From the records below, pull each line that has "employees".

Records supplied:
■ ■ ■ ■ ■ ■ ■

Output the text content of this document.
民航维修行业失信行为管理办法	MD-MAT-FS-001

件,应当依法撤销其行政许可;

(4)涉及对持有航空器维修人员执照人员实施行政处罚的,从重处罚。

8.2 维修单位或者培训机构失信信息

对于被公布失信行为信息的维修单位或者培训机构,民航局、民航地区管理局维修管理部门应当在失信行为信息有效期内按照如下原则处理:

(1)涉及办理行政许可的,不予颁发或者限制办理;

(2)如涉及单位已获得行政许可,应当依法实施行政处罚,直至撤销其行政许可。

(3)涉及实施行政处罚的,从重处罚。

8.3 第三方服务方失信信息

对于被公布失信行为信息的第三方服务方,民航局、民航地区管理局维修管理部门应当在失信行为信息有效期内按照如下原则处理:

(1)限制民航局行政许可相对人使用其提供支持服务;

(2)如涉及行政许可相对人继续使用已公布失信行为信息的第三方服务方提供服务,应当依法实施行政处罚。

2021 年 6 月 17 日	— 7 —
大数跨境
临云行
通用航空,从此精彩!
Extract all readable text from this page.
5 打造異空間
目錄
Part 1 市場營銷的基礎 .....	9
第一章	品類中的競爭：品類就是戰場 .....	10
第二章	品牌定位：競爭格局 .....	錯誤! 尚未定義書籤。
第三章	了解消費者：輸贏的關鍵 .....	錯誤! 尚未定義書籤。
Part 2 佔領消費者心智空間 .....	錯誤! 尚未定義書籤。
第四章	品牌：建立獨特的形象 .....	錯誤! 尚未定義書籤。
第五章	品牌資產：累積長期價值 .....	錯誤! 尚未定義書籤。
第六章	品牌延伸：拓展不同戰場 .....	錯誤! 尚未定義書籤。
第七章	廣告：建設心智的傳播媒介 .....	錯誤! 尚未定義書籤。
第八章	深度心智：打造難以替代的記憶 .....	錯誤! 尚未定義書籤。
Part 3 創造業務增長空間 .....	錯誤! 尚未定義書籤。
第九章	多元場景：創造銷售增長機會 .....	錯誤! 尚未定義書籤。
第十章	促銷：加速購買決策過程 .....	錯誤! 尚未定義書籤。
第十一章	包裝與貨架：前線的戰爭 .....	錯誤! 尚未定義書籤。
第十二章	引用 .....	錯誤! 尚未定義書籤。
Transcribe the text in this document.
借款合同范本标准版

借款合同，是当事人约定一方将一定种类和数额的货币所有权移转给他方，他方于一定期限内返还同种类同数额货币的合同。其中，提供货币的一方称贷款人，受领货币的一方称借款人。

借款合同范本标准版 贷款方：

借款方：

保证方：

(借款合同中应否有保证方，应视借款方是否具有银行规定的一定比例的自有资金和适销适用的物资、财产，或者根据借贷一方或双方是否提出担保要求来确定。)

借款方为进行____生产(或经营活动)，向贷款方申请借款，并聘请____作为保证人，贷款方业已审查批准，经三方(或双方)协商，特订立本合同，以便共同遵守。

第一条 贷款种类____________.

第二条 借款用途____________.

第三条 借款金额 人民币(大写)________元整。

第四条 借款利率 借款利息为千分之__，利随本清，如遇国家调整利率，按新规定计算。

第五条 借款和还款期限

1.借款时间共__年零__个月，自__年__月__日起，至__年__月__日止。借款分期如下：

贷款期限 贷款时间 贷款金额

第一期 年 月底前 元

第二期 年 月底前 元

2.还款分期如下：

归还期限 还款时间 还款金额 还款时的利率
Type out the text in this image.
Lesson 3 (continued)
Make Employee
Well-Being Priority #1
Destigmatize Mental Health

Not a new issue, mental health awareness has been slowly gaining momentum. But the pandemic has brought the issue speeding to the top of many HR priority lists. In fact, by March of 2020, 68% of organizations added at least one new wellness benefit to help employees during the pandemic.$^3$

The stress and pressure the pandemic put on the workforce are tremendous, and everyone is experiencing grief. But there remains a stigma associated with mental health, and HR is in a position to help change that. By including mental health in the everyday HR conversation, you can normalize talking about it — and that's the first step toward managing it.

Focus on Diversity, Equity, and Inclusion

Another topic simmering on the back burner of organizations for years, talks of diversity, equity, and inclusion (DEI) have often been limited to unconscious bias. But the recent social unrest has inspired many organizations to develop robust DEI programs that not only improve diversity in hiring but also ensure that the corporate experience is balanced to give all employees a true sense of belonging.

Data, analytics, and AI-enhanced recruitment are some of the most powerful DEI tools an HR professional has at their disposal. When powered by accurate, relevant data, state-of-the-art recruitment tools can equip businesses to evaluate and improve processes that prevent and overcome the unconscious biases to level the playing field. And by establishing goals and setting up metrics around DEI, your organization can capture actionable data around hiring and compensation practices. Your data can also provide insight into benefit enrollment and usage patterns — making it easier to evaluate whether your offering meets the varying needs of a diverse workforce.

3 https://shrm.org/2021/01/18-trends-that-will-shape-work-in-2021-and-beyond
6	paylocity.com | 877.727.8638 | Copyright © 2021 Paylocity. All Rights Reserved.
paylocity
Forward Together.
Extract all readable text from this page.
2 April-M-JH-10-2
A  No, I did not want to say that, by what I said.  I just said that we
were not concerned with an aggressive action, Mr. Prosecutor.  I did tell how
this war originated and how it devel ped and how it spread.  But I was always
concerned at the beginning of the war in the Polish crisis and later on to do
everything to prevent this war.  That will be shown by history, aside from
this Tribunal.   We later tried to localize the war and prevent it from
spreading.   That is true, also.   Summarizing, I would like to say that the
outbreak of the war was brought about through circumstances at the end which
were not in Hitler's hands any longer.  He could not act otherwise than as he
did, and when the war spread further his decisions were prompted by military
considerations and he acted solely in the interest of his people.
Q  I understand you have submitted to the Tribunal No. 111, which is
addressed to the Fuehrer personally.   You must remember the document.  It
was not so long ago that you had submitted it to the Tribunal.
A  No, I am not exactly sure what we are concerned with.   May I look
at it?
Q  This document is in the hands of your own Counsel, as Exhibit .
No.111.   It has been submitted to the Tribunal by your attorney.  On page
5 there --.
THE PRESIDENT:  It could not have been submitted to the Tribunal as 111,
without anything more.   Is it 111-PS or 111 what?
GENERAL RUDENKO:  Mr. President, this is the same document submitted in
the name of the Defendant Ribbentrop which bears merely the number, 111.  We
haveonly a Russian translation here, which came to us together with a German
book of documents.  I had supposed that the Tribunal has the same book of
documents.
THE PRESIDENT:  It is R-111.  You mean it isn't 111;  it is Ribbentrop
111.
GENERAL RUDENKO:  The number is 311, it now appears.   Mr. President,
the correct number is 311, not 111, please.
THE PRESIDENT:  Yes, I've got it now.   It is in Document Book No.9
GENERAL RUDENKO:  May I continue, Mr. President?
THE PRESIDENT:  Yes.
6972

■ ■ ■ ■ ■ ■ ■

Complete response:
Not a new issue, mental health awareness has been slowly gaining momentum. But the pandemic has brought the issue speeding to the top of many HR priority lists. In fact, by March of 2020, 68% of organizations added at least one new wellness benefit to help employees during the pandemic.$^3$
Another topic simmering on the back burner of organizations for years, talks of diversity, equity, and inclusion (DEI) have often been limited to unconscious bias. But the recent social unrest has inspired many organizations to develop robust DEI programs that not only improve diversity in hiring but also ensure that the corporate experience is balanced to give all employees a true sense of belonging.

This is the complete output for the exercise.